Written task: Below is a listing to write out in full, exactly as given, without its pictures.

***** Extracted information

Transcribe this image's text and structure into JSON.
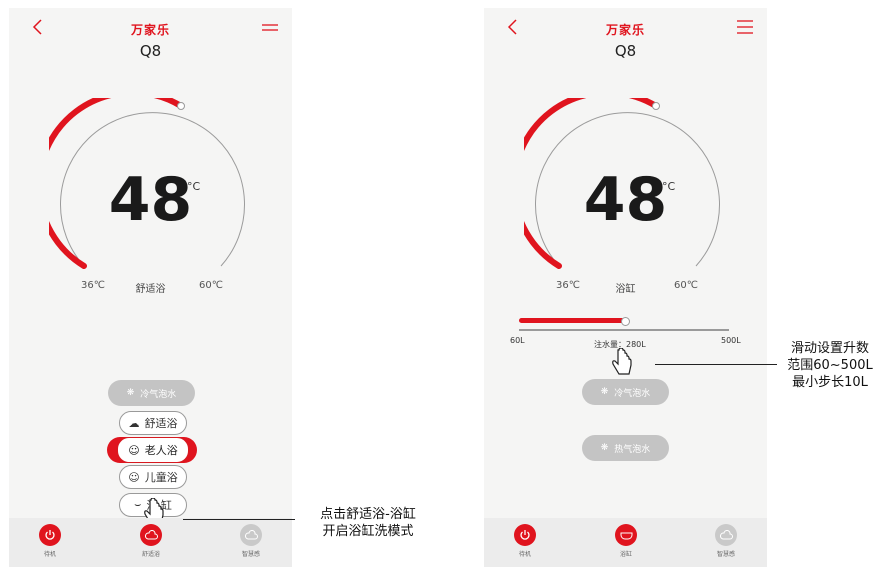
{
  "brand": "万家乐",
  "model": "Q8",
  "temperature": {
    "value": "48",
    "unit": "°C",
    "min_label": "36℃",
    "max_label": "60℃"
  },
  "screen1": {
    "mode_label": "舒适浴",
    "options": {
      "cold_bubble": "冷气泡水",
      "comfort_bath": "舒适浴",
      "elder_bath": "老人浴",
      "child_bath": "儿童浴",
      "bathtub": "浴  缸"
    },
    "bottom_nav": [
      "待机",
      "舒适浴",
      "智慧感"
    ]
  },
  "screen2": {
    "mode_label": "浴缸",
    "slider": {
      "min_label": "60L",
      "max_label": "500L",
      "value_label": "注水量：280L",
      "value": 280,
      "min": 60,
      "max": 500
    },
    "options": {
      "cold_bubble": "冷气泡水",
      "hot_bubble": "热气泡水"
    },
    "bottom_nav": [
      "待机",
      "浴缸",
      "智慧感"
    ]
  },
  "annotations": {
    "left": [
      "点击舒适浴-浴缸",
      "开启浴缸洗模式"
    ],
    "right": [
      "滑动设置升数",
      "范围60~500L",
      "最小步长10L"
    ]
  },
  "colors": {
    "accent": "#e0141e",
    "bg": "#f5f5f4",
    "gray_pill": "#c4c4c4"
  }
}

**********

Exercise response:
Transcribe this image's text and structure into JSON.
{
  "brand": "万家乐",
  "model": "Q8",
  "temperature": {
    "value": "48",
    "unit": "°C",
    "min_label": "36℃",
    "max_label": "60℃"
  },
  "screen1": {
    "mode_label": "舒适浴",
    "options": {
      "cold_bubble": "冷气泡水",
      "comfort_bath": "舒适浴",
      "elder_bath": "老人浴",
      "child_bath": "儿童浴",
      "bathtub": "浴  缸"
    },
    "bottom_nav": [
      "待机",
      "舒适浴",
      "智慧感"
    ]
  },
  "screen2": {
    "mode_label": "浴缸",
    "slider": {
      "min_label": "60L",
      "max_label": "500L",
      "value_label": "注水量：280L",
      "value": 280,
      "min": 60,
      "max": 500
    },
    "options": {
      "cold_bubble": "冷气泡水",
      "hot_bubble": "热气泡水"
    },
    "bottom_nav": [
      "待机",
      "浴缸",
      "智慧感"
    ]
  },
  "annotations": {
    "left": [
      "点击舒适浴-浴缸",
      "开启浴缸洗模式"
    ],
    "right": [
      "滑动设置升数",
      "范围60~500L",
      "最小步长10L"
    ]
  },
  "colors": {
    "accent": "#e0141e",
    "bg": "#f5f5f4",
    "gray_pill": "#c4c4c4"
  }
}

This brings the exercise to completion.